Part of a data file:
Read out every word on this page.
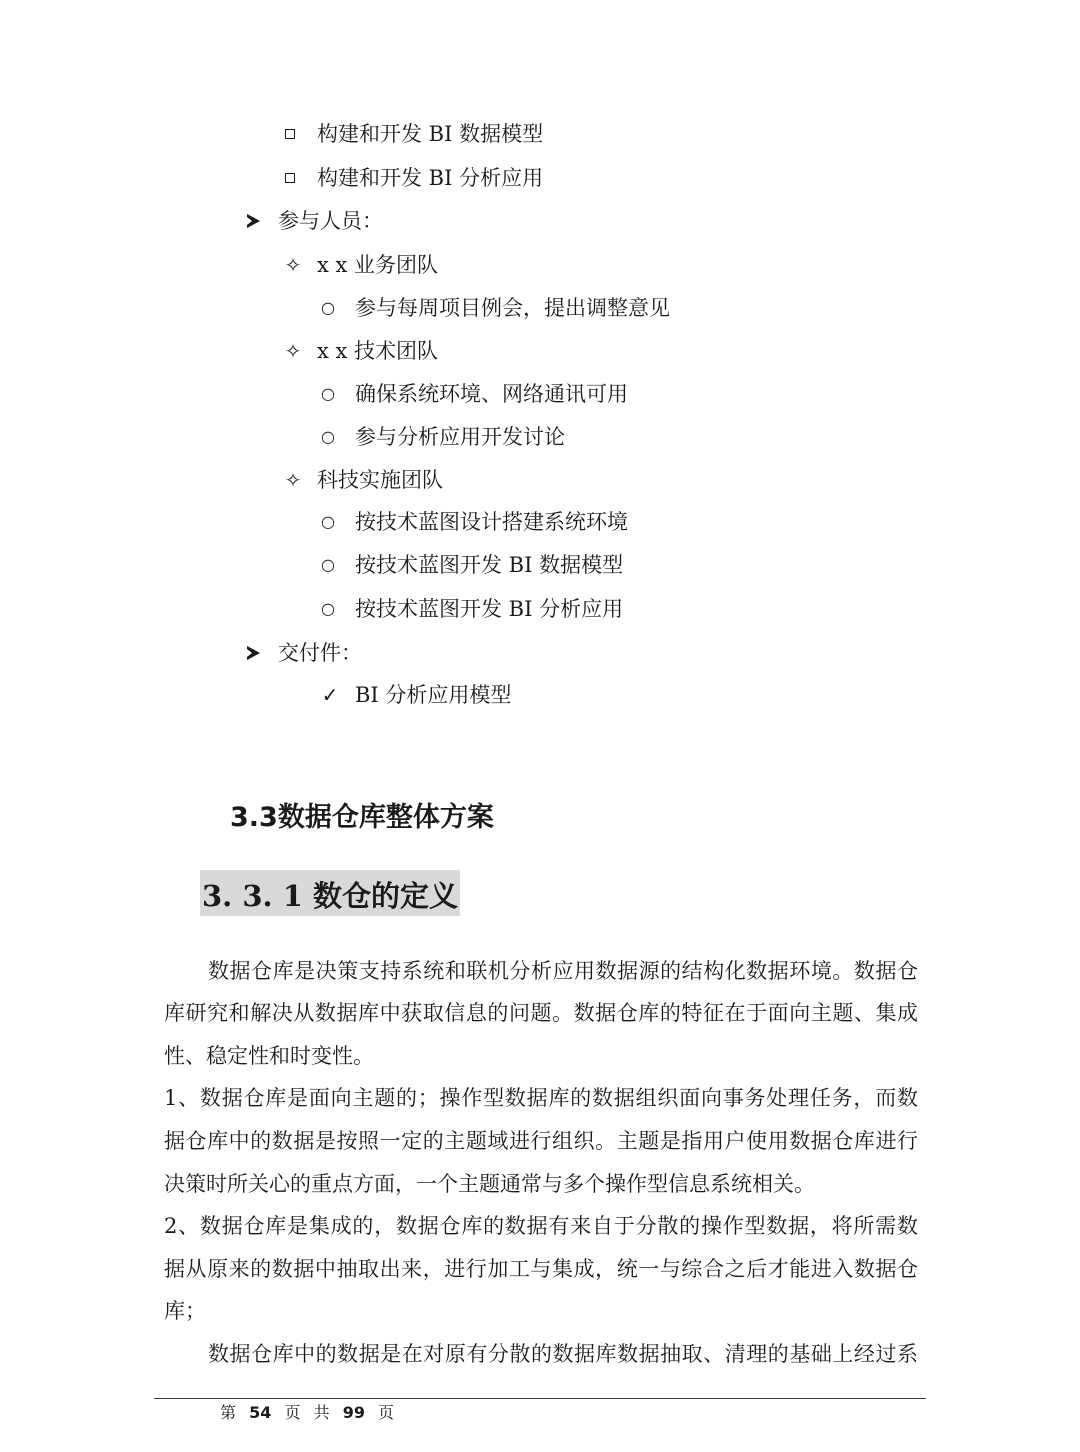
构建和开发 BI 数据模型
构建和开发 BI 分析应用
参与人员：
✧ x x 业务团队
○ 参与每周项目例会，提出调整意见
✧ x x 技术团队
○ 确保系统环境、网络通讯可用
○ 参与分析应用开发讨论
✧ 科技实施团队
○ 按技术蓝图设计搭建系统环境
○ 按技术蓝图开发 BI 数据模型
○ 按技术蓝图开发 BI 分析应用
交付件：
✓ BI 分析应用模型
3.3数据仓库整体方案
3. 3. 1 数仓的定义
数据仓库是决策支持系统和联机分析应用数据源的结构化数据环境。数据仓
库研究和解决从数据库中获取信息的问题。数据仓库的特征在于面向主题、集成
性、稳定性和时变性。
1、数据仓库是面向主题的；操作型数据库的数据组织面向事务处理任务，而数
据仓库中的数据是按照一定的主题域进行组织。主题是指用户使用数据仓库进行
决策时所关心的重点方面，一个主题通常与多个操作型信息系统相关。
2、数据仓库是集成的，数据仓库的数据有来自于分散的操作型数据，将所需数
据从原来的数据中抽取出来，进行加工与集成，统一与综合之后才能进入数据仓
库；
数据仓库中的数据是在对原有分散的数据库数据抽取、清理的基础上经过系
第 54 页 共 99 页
---
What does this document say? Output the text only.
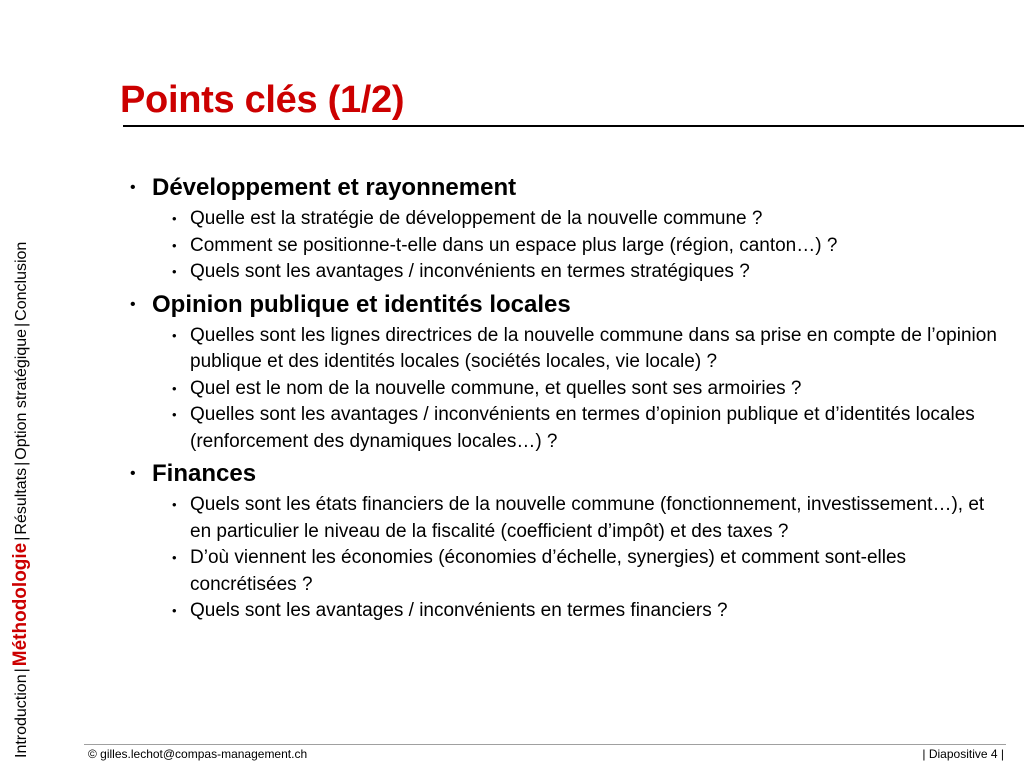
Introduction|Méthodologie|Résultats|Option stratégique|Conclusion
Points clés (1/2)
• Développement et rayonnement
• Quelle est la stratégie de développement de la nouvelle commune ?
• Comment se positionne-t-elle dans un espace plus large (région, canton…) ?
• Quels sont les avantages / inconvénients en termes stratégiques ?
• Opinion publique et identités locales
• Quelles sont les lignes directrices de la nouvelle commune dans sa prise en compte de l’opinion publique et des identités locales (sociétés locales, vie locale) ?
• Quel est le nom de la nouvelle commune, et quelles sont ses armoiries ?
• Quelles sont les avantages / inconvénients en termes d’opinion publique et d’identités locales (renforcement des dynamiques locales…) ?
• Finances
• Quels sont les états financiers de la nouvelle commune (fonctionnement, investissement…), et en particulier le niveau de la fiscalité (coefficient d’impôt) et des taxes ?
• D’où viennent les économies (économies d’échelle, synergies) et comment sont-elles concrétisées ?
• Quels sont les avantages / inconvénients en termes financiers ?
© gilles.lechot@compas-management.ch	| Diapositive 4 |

__INSTRUCTIONS TO FOLLOW__
Using the listing above, gather each line that holds the string "identités" and copy it.

__RESULT FOR THIS EXERCISE__
• Opinion publique et identités locales
• Quelles sont les lignes directrices de la nouvelle commune dans sa prise en compte de l’opinion publique et des identités locales (sociétés locales, vie locale) ?
• Quelles sont les avantages / inconvénients en termes d’opinion publique et d’identités locales (renforcement des dynamiques locales…) ?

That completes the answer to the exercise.